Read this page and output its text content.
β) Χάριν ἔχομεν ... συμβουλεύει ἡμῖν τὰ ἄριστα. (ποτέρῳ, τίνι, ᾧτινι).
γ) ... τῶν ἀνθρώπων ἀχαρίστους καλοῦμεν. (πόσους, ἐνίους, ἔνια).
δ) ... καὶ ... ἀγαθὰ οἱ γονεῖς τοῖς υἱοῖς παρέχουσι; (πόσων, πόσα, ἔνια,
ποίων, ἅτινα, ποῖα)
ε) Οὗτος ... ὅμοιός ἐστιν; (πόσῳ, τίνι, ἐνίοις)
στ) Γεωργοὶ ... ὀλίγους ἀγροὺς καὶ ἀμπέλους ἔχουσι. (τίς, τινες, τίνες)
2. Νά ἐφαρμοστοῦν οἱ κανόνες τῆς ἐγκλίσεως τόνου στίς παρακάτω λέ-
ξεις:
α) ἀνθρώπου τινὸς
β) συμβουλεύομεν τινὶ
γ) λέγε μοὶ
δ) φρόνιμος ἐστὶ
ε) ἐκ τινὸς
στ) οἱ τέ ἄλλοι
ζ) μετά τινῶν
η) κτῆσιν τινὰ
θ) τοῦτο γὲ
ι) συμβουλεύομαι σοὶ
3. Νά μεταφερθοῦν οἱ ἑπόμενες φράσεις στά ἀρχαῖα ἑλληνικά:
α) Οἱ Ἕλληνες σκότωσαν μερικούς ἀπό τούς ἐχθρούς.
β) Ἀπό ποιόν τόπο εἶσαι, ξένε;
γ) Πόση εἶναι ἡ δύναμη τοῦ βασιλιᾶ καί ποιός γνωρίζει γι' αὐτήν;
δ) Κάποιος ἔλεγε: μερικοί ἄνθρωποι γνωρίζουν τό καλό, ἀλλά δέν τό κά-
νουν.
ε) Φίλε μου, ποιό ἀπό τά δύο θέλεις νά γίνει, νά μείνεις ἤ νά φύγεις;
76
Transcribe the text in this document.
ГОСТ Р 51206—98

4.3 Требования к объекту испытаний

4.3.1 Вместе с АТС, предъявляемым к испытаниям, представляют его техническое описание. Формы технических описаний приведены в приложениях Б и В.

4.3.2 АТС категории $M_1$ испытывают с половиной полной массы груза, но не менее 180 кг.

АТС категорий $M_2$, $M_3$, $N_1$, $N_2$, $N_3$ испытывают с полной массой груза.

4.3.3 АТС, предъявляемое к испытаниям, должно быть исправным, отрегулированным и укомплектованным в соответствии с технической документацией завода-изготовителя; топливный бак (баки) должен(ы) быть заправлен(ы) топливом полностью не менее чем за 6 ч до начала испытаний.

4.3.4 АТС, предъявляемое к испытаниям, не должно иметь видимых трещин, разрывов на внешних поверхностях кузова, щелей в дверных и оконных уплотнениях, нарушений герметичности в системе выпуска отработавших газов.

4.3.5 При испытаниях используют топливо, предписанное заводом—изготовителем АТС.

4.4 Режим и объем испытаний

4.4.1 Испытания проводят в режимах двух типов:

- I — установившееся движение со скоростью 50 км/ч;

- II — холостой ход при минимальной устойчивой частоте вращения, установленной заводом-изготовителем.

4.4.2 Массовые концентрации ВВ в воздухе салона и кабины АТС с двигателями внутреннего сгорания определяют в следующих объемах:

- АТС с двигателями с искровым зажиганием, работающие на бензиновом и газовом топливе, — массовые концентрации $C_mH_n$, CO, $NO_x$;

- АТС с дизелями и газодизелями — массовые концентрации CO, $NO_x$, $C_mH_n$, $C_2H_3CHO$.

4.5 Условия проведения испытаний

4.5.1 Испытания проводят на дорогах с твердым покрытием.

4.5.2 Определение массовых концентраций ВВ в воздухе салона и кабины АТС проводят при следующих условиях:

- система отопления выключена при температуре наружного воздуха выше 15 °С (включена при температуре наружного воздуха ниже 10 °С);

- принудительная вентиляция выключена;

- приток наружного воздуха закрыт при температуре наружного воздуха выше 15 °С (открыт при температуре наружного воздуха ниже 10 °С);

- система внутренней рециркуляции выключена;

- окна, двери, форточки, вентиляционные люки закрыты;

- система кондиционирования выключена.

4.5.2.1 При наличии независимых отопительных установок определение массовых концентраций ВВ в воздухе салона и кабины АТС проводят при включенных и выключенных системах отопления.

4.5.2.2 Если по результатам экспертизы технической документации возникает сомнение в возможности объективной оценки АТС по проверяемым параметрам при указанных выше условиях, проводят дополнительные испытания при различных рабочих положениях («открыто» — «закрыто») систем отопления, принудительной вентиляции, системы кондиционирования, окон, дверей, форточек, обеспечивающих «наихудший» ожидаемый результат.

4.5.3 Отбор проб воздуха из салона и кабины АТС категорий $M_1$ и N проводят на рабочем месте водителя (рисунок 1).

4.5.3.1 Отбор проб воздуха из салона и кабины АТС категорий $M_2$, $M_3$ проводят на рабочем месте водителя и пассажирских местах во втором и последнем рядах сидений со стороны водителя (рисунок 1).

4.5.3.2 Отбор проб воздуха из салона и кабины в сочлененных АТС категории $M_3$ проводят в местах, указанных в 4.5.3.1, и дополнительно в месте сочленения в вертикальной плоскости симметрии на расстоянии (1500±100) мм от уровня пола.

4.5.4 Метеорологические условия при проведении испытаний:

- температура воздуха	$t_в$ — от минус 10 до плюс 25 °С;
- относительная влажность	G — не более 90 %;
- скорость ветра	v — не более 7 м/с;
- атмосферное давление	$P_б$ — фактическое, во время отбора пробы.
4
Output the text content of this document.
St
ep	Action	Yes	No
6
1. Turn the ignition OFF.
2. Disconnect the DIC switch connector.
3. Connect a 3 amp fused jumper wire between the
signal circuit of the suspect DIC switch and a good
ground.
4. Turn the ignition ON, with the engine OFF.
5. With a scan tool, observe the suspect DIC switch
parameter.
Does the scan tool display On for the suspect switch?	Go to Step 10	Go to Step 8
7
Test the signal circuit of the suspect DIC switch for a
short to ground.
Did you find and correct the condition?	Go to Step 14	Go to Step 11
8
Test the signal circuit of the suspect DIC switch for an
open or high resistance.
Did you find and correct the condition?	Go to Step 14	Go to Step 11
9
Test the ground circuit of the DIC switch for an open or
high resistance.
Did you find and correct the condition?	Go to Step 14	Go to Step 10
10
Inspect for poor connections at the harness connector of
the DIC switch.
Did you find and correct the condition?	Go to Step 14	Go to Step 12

________________

**Task to complete:**
From the line that contains "Output the text content of this document." down to the last line of the listing above, repeat each line exactly, and include nothing else.

**Written answer:**
Output the text content of this document.
St
ep	Action	Yes	No
6
1. Turn the ignition OFF.
2. Disconnect the DIC switch connector.
3. Connect a 3 amp fused jumper wire between the
signal circuit of the suspect DIC switch and a good
ground.
4. Turn the ignition ON, with the engine OFF.
5. With a scan tool, observe the suspect DIC switch
parameter.
Does the scan tool display On for the suspect switch?	Go to Step 10	Go to Step 8
7
Test the signal circuit of the suspect DIC switch for a
short to ground.
Did you find and correct the condition?	Go to Step 14	Go to Step 11
8
Test the signal circuit of the suspect DIC switch for an
open or high resistance.
Did you find and correct the condition?	Go to Step 14	Go to Step 11
9
Test the ground circuit of the DIC switch for an open or
high resistance.
Did you find and correct the condition?	Go to Step 14	Go to Step 10
10
Inspect for poor connections at the harness connector of
the DIC switch.
Did you find and correct the condition?	Go to Step 14	Go to Step 12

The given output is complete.